(Data listing)
_ _ _ _ _ _ _
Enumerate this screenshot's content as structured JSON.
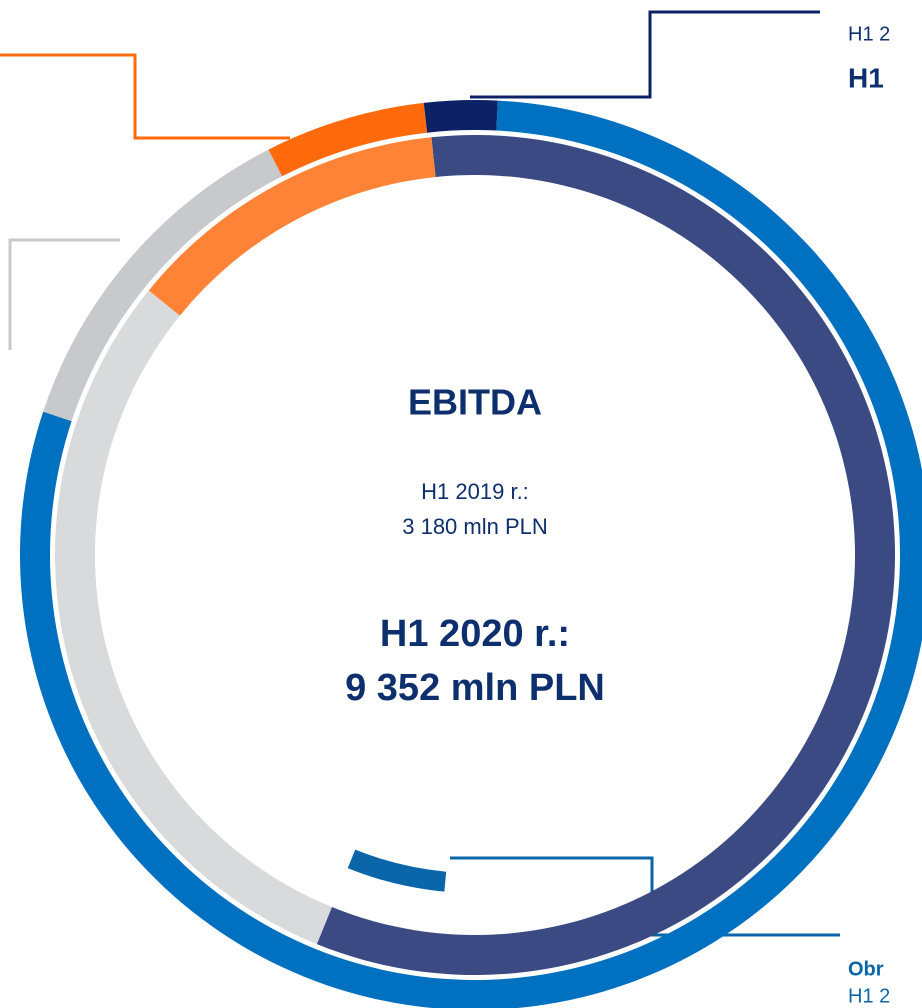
{
  "chart_data": {
    "type": "donut",
    "title": "EBITDA",
    "annotations": [
      "H1 2019 r.:",
      "3 180 mln PLN",
      "H1 2020 r.:",
      "9 352 mln PLN"
    ],
    "edge_labels": [
      "H1 2",
      "H1",
      "Obr",
      "H1 2"
    ],
    "series": [
      {
        "colors": [
          "#0d2166",
          "#0070c0",
          "#c8c9cc",
          "#ff6a0d"
        ],
        "values": [
          2.6,
          79.3,
          12.4,
          5.7
        ]
      },
      {
        "colors": [
          "#3b4a82",
          "#0a66a8",
          "#d9dadc",
          "#ff8336"
        ],
        "values": [
          57.8,
          -4.7,
          29.7,
          12.5
        ]
      }
    ]
  }
}
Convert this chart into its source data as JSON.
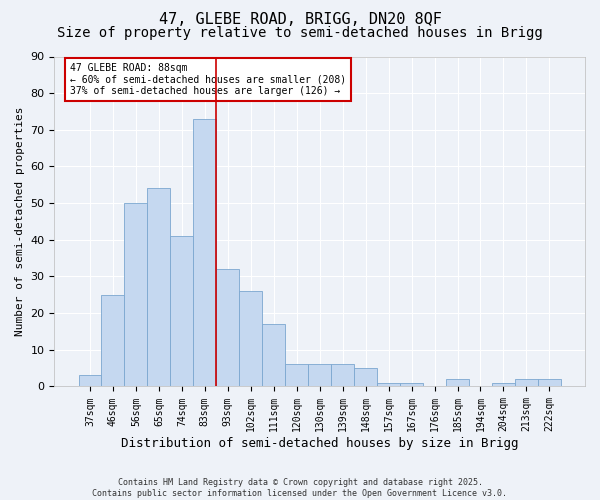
{
  "title1": "47, GLEBE ROAD, BRIGG, DN20 8QF",
  "title2": "Size of property relative to semi-detached houses in Brigg",
  "xlabel": "Distribution of semi-detached houses by size in Brigg",
  "ylabel": "Number of semi-detached properties",
  "categories": [
    "37sqm",
    "46sqm",
    "56sqm",
    "65sqm",
    "74sqm",
    "83sqm",
    "93sqm",
    "102sqm",
    "111sqm",
    "120sqm",
    "130sqm",
    "139sqm",
    "148sqm",
    "157sqm",
    "167sqm",
    "176sqm",
    "185sqm",
    "194sqm",
    "204sqm",
    "213sqm",
    "222sqm"
  ],
  "values": [
    3,
    25,
    50,
    54,
    41,
    73,
    32,
    26,
    17,
    6,
    6,
    6,
    5,
    1,
    1,
    0,
    2,
    0,
    1,
    2,
    2
  ],
  "bar_color": "#c5d8f0",
  "bar_edge_color": "#7ba7d0",
  "vline_index": 5,
  "annotation_title": "47 GLEBE ROAD: 88sqm",
  "annotation_line1": "← 60% of semi-detached houses are smaller (208)",
  "annotation_line2": "37% of semi-detached houses are larger (126) →",
  "annotation_box_color": "#ffffff",
  "annotation_box_edge": "#cc0000",
  "vline_color": "#cc0000",
  "ylim": [
    0,
    90
  ],
  "yticks": [
    0,
    10,
    20,
    30,
    40,
    50,
    60,
    70,
    80,
    90
  ],
  "footer1": "Contains HM Land Registry data © Crown copyright and database right 2025.",
  "footer2": "Contains public sector information licensed under the Open Government Licence v3.0.",
  "bg_color": "#eef2f8",
  "plot_bg_color": "#eef2f8",
  "grid_color": "#ffffff",
  "title_fontsize": 11,
  "subtitle_fontsize": 10,
  "ylabel_fontsize": 8,
  "xlabel_fontsize": 9,
  "tick_fontsize": 7,
  "annotation_fontsize": 7,
  "footer_fontsize": 6
}
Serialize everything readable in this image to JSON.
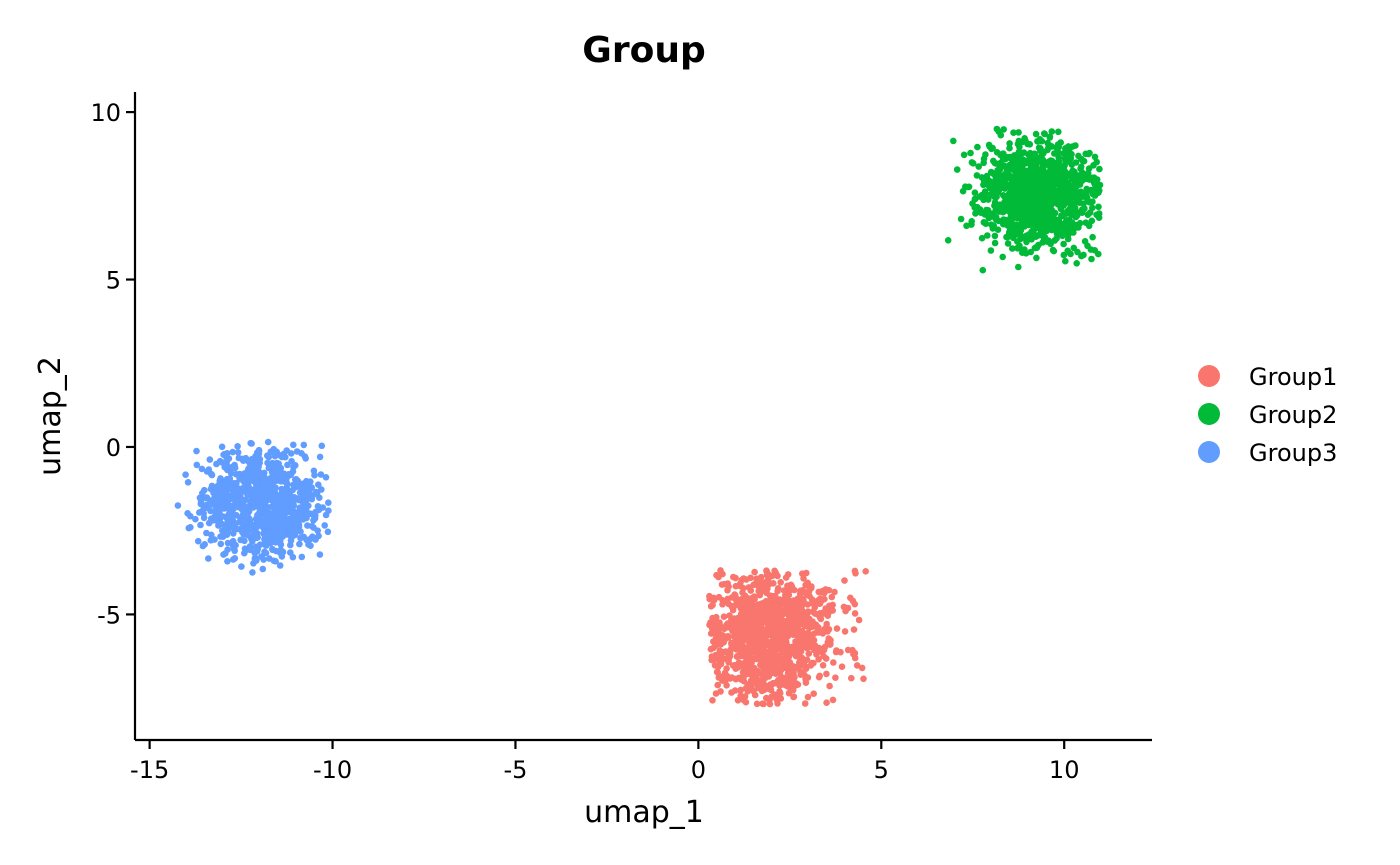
{
  "chart_data": {
    "type": "scatter",
    "title": "Group",
    "xlabel": "umap_1",
    "ylabel": "umap_2",
    "xlim": [
      -15.4,
      12.4
    ],
    "ylim": [
      -8.75,
      10.6
    ],
    "xticks": [
      -15,
      -10,
      -5,
      0,
      5,
      10
    ],
    "xtick_labels": [
      "-15",
      "-10",
      "-5",
      "0",
      "5",
      "10"
    ],
    "yticks": [
      -5,
      0,
      5,
      10
    ],
    "ytick_labels": [
      "-5",
      "0",
      "5",
      "10"
    ],
    "grid": false,
    "legend_position": "right",
    "series": [
      {
        "name": "Group1",
        "color": "#F8766D",
        "center": [
          1.9,
          -5.65
        ],
        "spread": [
          0.95,
          0.95
        ],
        "n_points": 1100,
        "x_range": [
          0.3,
          4.6
        ],
        "y_range": [
          -7.7,
          -3.65
        ]
      },
      {
        "name": "Group2",
        "color": "#00BA38",
        "center": [
          9.3,
          7.55
        ],
        "spread": [
          0.8,
          0.8
        ],
        "n_points": 1100,
        "x_range": [
          6.7,
          11.0
        ],
        "y_range": [
          4.95,
          9.6
        ]
      },
      {
        "name": "Group3",
        "color": "#619CFF",
        "center": [
          -11.9,
          -1.7
        ],
        "spread": [
          0.8,
          0.8
        ],
        "n_points": 900,
        "x_range": [
          -14.3,
          -10.1
        ],
        "y_range": [
          -3.9,
          0.15
        ]
      }
    ]
  }
}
_ _ _ _ _ _ _
# Written problem:
Without including any picture, repeat the data exactly.

# Task response:
Enumerate this screenshot's content as structured JSON.
{
  "chart_data": {
    "type": "donut",
    "title": "EBITDA",
    "annotations": [
      "H1 2019 r.:",
      "3 180 mln PLN",
      "H1 2020 r.:",
      "9 352 mln PLN"
    ],
    "edge_labels": [
      "H1 2",
      "H1",
      "Obr",
      "H1 2"
    ],
    "series": [
      {
        "colors": [
          "#0d2166",
          "#0070c0",
          "#c8c9cc",
          "#ff6a0d"
        ],
        "values": [
          2.6,
          79.3,
          12.4,
          5.7
        ]
      },
      {
        "colors": [
          "#3b4a82",
          "#0a66a8",
          "#d9dadc",
          "#ff8336"
        ],
        "values": [
          57.8,
          -4.7,
          29.7,
          12.5
        ]
      }
    ]
  }
}
Convert this chart into its source data as JSON.
{
  "title1": "47, GLEBE ROAD, BRIGG, DN20 8QF",
  "title2": "Size of property relative to semi-detached houses in Brigg",
  "xlabel": "Distribution of semi-detached houses by size in Brigg",
  "ylabel": "Number of semi-detached properties",
  "categories": [
    "37sqm",
    "46sqm",
    "56sqm",
    "65sqm",
    "74sqm",
    "83sqm",
    "93sqm",
    "102sqm",
    "111sqm",
    "120sqm",
    "130sqm",
    "139sqm",
    "148sqm",
    "157sqm",
    "167sqm",
    "176sqm",
    "185sqm",
    "194sqm",
    "204sqm",
    "213sqm",
    "222sqm"
  ],
  "values": [
    3,
    25,
    50,
    54,
    41,
    73,
    32,
    26,
    17,
    6,
    6,
    6,
    5,
    1,
    1,
    0,
    2,
    0,
    1,
    2,
    2
  ],
  "bar_color": "#c5d8f0",
  "bar_edge_color": "#7ba7d0",
  "vline_index": 5,
  "annotation_title": "47 GLEBE ROAD: 88sqm",
  "annotation_line1": "← 60% of semi-detached houses are smaller (208)",
  "annotation_line2": "37% of semi-detached houses are larger (126) →",
  "annotation_box_color": "#ffffff",
  "annotation_box_edge": "#cc0000",
  "vline_color": "#cc0000",
  "ylim": [
    0,
    90
  ],
  "yticks": [
    0,
    10,
    20,
    30,
    40,
    50,
    60,
    70,
    80,
    90
  ],
  "footer1": "Contains HM Land Registry data © Crown copyright and database right 2025.",
  "footer2": "Contains public sector information licensed under the Open Government Licence v3.0.",
  "bg_color": "#eef2f8",
  "plot_bg_color": "#eef2f8",
  "grid_color": "#ffffff",
  "title_fontsize": 11,
  "subtitle_fontsize": 10,
  "ylabel_fontsize": 8,
  "xlabel_fontsize": 9,
  "tick_fontsize": 7,
  "annotation_fontsize": 7,
  "footer_fontsize": 6
}
Serialize everything readable in this image to JSON.
{
  "chart_data": {
    "type": "scatter",
    "title": "Group",
    "xlabel": "umap_1",
    "ylabel": "umap_2",
    "xlim": [
      -15.4,
      12.4
    ],
    "ylim": [
      -8.75,
      10.6
    ],
    "xticks": [
      -15,
      -10,
      -5,
      0,
      5,
      10
    ],
    "xtick_labels": [
      "-15",
      "-10",
      "-5",
      "0",
      "5",
      "10"
    ],
    "yticks": [
      -5,
      0,
      5,
      10
    ],
    "ytick_labels": [
      "-5",
      "0",
      "5",
      "10"
    ],
    "grid": false,
    "legend_position": "right",
    "series": [
      {
        "name": "Group1",
        "color": "#F8766D",
        "center": [
          1.9,
          -5.65
        ],
        "spread": [
          0.95,
          0.95
        ],
        "n_points": 1100,
        "x_range": [
          0.3,
          4.6
        ],
        "y_range": [
          -7.7,
          -3.65
        ]
      },
      {
        "name": "Group2",
        "color": "#00BA38",
        "center": [
          9.3,
          7.55
        ],
        "spread": [
          0.8,
          0.8
        ],
        "n_points": 1100,
        "x_range": [
          6.7,
          11.0
        ],
        "y_range": [
          4.95,
          9.6
        ]
      },
      {
        "name": "Group3",
        "color": "#619CFF",
        "center": [
          -11.9,
          -1.7
        ],
        "spread": [
          0.8,
          0.8
        ],
        "n_points": 900,
        "x_range": [
          -14.3,
          -10.1
        ],
        "y_range": [
          -3.9,
          0.15
        ]
      }
    ]
  }
}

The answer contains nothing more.